▸ **Zadania**:
1) Na czym według podanego tekstu polegało zadanie anioła Daniela?
2) Pisz dalej podany tekst od miejsca, w którym się kończy.

▸ **Podany tekst**:
++++++++
Na początku nie było w tobie żadnej miłości do Mnie. Jednak cały czas byłem przy tobie, mówiąc ci, że cię kocham. Mimo to byłaś zimna i obojętna wobec Mnie. Moje Serce – zasmucone jak przedwczesną żałobą – cierpiało ze zmartwienia. Jak to się stało, że Nasze własne dziecko upadło do tego stopnia, niszcząc Nasz Obraz? Dokąd odeszło piękno naszego dzieła? Abyś na nowo mogła widzieć wyraźnie, musieliśmy wymierzyć ci najwyższą karę za twój bunt. Grzeszyłaś, ale zawsze należałaś do Nas. W twojej męce usłyszałem twoje błaganie. Zaczynałaś uświadamiać sobie, że Ja, twój Pan, mogłem być twoim Schronieniem. Aby sprawić, że zwrócisz się do Mnie i oddasz się, musiałem zakazać ci pisać. Tak, zamknąłem bramy nieba. Odepchnąłem cię tchnieniem Mojej sprawiedliwości. Odepchnąłem cię, abyś naprawdę okazała skruchę. Chciałem, żebyś Mnie potrzebowała. Chciałem, żebyś Mnie kochała. Sprawiłem, że odczułaś dotknięcie śmierci, lecz spowodowałem też, że oddałaś Mi siebie, jak sobie to przypominasz. Wysłałem ci wtedy ponownie Mojego anioła Daniela, aby uleczył twoje rany, które stanowiły część twojej udręki. Zadanie Daniela polegało na przyprowadzeniu ciebie do Nas. To Ja cię wezwałem. Z miłością i czułością troszczyłem się o ciebie, aby przywrócić ci zdrowie. Pociągałem cię Moim pięknem. Uzdrowiłem cię, żebyś była drzewem owocującym. Sprawiłem, że spłynęły na ciebie pouczenia i rozeznanie, i podyktowałem ci Moje orędzia.
++++++++
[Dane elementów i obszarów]
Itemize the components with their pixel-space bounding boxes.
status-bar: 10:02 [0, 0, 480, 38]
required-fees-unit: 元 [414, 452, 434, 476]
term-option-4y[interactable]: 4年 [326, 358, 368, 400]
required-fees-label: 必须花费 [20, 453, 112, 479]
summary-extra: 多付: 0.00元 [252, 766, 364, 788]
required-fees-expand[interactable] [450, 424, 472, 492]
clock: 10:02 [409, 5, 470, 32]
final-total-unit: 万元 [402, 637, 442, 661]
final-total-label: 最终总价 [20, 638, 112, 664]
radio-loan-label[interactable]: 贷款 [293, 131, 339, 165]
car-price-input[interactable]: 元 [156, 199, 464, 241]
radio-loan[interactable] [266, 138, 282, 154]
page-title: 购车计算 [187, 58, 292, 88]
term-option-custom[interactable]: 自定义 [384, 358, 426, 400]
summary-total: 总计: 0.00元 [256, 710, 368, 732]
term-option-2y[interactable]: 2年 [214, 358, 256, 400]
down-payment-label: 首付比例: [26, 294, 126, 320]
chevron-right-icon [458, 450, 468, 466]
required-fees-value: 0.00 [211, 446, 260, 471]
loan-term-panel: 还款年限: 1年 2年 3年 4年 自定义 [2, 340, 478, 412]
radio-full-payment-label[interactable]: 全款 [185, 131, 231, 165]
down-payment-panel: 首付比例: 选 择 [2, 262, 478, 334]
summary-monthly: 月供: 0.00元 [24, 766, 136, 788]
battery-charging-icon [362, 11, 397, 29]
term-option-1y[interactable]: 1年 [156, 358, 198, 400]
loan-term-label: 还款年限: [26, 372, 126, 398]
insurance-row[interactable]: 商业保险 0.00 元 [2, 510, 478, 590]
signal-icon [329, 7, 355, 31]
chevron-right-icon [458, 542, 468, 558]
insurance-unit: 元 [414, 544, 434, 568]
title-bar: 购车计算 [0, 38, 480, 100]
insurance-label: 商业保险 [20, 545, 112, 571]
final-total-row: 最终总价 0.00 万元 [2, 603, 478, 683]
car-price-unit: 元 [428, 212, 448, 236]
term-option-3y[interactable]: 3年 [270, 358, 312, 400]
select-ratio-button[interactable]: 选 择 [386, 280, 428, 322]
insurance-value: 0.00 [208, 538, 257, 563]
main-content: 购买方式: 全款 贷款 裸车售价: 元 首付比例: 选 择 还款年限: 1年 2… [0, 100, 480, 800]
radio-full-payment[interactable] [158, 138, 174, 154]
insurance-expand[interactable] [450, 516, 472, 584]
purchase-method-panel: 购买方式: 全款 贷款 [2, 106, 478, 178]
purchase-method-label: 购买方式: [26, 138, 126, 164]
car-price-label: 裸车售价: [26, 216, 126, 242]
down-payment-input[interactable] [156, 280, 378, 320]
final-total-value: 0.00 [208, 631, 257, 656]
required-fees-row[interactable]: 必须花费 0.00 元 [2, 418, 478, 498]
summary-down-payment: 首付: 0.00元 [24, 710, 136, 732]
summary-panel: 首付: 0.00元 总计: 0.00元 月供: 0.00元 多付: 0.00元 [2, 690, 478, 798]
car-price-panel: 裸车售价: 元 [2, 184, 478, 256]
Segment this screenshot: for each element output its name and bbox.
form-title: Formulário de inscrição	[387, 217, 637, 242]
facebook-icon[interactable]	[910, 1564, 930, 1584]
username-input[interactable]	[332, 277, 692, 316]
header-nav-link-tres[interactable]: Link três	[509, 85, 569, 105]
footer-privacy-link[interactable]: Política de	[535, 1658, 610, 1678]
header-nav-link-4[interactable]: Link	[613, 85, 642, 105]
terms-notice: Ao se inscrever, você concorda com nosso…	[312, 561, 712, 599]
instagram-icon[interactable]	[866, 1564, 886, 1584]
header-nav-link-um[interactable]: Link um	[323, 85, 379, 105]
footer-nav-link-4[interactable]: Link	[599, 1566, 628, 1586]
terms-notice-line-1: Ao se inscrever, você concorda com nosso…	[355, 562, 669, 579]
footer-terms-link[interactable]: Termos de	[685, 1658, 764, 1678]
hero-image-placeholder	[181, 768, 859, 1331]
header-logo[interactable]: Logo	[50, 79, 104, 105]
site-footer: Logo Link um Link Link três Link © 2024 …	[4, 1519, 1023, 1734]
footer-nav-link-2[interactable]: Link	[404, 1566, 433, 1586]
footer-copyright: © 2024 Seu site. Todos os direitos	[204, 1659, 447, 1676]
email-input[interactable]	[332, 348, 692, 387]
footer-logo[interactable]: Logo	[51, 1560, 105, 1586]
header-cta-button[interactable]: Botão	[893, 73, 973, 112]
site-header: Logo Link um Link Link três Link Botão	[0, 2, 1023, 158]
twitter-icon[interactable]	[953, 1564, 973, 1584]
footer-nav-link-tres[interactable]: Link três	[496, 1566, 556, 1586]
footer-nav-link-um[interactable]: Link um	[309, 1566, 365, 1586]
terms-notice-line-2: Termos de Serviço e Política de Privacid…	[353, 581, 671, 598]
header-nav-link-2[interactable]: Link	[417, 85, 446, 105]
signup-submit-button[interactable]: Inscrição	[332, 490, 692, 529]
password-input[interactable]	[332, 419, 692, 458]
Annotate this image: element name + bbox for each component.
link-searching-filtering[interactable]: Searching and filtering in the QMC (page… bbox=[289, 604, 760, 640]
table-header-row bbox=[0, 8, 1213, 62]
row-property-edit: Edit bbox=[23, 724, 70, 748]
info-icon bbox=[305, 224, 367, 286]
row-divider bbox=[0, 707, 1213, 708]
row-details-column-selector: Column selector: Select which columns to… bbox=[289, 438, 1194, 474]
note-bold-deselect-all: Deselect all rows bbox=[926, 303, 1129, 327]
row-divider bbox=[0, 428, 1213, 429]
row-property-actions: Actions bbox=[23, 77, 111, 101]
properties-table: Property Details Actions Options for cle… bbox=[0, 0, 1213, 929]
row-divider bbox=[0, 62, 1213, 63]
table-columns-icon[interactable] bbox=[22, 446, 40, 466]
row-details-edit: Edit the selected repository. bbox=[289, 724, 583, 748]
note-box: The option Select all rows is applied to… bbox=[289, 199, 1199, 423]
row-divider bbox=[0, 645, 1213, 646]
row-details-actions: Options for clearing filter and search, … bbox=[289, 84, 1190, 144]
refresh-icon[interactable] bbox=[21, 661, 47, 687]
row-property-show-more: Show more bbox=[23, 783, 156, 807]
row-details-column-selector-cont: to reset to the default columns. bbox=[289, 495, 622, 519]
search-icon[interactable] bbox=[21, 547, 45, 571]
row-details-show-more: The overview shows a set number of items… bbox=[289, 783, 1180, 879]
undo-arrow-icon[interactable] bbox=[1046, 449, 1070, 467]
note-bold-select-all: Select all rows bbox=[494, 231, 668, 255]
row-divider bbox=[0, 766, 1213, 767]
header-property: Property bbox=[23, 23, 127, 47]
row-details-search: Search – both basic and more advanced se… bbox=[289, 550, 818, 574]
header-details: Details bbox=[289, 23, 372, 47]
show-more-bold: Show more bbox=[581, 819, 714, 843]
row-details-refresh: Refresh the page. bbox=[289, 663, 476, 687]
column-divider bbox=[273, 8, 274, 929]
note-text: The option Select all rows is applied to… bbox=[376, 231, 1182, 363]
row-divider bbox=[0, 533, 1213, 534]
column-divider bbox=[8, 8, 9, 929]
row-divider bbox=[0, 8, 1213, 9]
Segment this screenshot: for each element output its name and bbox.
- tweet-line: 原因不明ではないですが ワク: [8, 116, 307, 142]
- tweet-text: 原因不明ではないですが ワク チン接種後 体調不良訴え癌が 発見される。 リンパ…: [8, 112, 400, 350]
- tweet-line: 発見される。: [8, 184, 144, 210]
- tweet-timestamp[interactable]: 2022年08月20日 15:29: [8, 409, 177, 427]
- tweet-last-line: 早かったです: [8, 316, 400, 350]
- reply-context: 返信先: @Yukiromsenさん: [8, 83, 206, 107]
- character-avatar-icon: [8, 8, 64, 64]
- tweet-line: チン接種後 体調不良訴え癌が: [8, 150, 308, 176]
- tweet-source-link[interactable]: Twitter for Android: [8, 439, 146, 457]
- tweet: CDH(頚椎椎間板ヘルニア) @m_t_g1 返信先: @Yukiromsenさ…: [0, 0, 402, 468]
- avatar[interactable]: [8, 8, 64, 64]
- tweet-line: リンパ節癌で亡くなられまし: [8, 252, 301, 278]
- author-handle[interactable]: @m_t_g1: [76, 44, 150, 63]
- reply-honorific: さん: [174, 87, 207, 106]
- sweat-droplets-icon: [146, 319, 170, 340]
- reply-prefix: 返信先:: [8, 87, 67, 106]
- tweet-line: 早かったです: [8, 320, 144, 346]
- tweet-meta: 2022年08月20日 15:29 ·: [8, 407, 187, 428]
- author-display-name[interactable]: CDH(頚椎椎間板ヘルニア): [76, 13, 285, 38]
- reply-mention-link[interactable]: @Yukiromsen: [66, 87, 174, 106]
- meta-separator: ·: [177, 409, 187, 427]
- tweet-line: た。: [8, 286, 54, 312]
++++++++
▸ **Odpowiedzi**:
1) Zadanie Daniela polegało na przyprowadzeniu adresatki do Nas.

2)
Objawiam wam wszystkim Moje Oblicze. Mądrość ukazuje Swoje zasoby nie tylko sprawiedliwym, lecz także niesprawiedliwym. Kocham was wszystkich, dlatego mówię ci: wzrastaj w Moim Duchu, wzrastaj, jak cedry, które szeroko rozciągają swoje gałęzie. Wychowam cię na Moją posłanniczkę, aby przyprowadzić do Mnie tych, którzy prowadzą życie złe i pozbawione sensu. Zabiorę cię na Moje skrzydła i sprawię, że okrążysz Moje sklepienie, okrywając ziemię jak mgła. Zabiorę cię na szczyty i w głębiny, poprzez morza, Ja i ty okryjemy całą ziemię Moim orędziem.
Vassulo, próbuj dostrzegać to, co jest napisane. Ja jestem twoją Siłą, zatem nie lękaj się. Wszystkie objawienia, jakie ci daję, ujrzą światło. Ja jestem twoim Wsparciem i kocham cię. Przyjmij Moje pouczenia. Wyjaśnię ci, jak być Moją uczennicą. Pouczenie pochodzi ode Mnie. Mądrość kocha życie i dzieli swoje dzieła z prostymi. Udzielę ci tej rzeki, płynącej odwiecznie w obfitości. Potem – jak kroplę porannej rosy spadającej na ziemię – wyślę cię do całej ludzkości. Dam im ciebie jako Mój dar, pozwalając im w ten sposób lepiej Mnie zrozumieć, bo taka jest Moja Wola.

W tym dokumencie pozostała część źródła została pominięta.